■ **Goal**: Give the lines below as a Markdown table with two columns, "Row" for the row number and "Line" for the line. Leave out any blank lines.

■ **Dataset content**:
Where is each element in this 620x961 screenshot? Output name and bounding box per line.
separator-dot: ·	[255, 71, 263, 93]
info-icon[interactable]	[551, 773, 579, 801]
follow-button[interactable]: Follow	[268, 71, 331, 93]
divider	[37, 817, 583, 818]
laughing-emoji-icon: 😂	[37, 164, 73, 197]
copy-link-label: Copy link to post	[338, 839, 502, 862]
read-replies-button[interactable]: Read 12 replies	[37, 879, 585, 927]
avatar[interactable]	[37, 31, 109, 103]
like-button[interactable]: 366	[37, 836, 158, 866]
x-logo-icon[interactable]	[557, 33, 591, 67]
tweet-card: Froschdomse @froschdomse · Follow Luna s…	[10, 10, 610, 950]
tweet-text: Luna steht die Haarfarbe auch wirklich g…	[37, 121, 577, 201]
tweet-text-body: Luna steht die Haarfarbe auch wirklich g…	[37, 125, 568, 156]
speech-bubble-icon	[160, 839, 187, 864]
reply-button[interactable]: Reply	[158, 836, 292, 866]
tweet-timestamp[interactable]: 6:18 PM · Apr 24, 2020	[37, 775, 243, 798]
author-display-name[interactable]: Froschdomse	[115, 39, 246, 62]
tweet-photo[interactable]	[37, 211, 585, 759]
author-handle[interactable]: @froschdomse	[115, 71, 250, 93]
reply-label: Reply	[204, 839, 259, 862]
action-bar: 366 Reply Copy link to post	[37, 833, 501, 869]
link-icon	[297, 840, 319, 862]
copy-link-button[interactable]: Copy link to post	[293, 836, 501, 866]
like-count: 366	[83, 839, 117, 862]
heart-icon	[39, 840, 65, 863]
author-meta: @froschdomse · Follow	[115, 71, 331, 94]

■ **Exercise solution**:
| Row | Line |
|---|---|
| 1 | Where is each element in this 620x961 screenshot? Output name and bounding box per line. |
| 2 | separator-dot: ·	[255, 71, 263, 93] |
| 3 | info-icon[interactable]	[551, 773, 579, 801] |
| 4 | follow-button[interactable]: Follow	[268, 71, 331, 93] |
| 5 | divider	[37, 817, 583, 818] |
| 6 | laughing-emoji-icon: 😂	[37, 164, 73, 197] |
| 7 | copy-link-label: Copy link to post	[338, 839, 502, 862] |
| 8 | read-replies-button[interactable]: Read 12 replies	[37, 879, 585, 927] |
| 9 | avatar[interactable]	[37, 31, 109, 103] |
| 10 | like-button[interactable]: 366	[37, 836, 158, 866] |
| 11 | x-logo-icon[interactable]	[557, 33, 591, 67] |
| 12 | tweet-card: Froschdomse @froschdomse · Follow Luna s…	[10, 10, 610, 950] |
| 13 | tweet-text: Luna steht die Haarfarbe auch wirklich g…	[37, 121, 577, 201] |
| 14 | tweet-text-body: Luna steht die Haarfarbe auch wirklich g…	[37, 125, 568, 156] |
| 15 | speech-bubble-icon	[160, 839, 187, 864] |
| 16 | reply-button[interactable]: Reply	[158, 836, 292, 866] |
| 17 | tweet-timestamp[interactable]: 6:18 PM · Apr 24, 2020	[37, 775, 243, 798] |
| 18 | author-display-name[interactable]: Froschdomse	[115, 39, 246, 62] |
| 19 | tweet-photo[interactable]	[37, 211, 585, 759] |
| 20 | author-handle[interactable]: @froschdomse	[115, 71, 250, 93] |
| 21 | reply-label: Reply	[204, 839, 259, 862] |
| 22 | action-bar: 366 Reply Copy link to post	[37, 833, 501, 869] |
| 23 | link-icon	[297, 840, 319, 862] |
| 24 | copy-link-button[interactable]: Copy link to post	[293, 836, 501, 866] |
| 25 | like-count: 366	[83, 839, 117, 862] |
| 26 | heart-icon	[39, 840, 65, 863] |
| 27 | author-meta: @froschdomse · Follow	[115, 71, 331, 94] |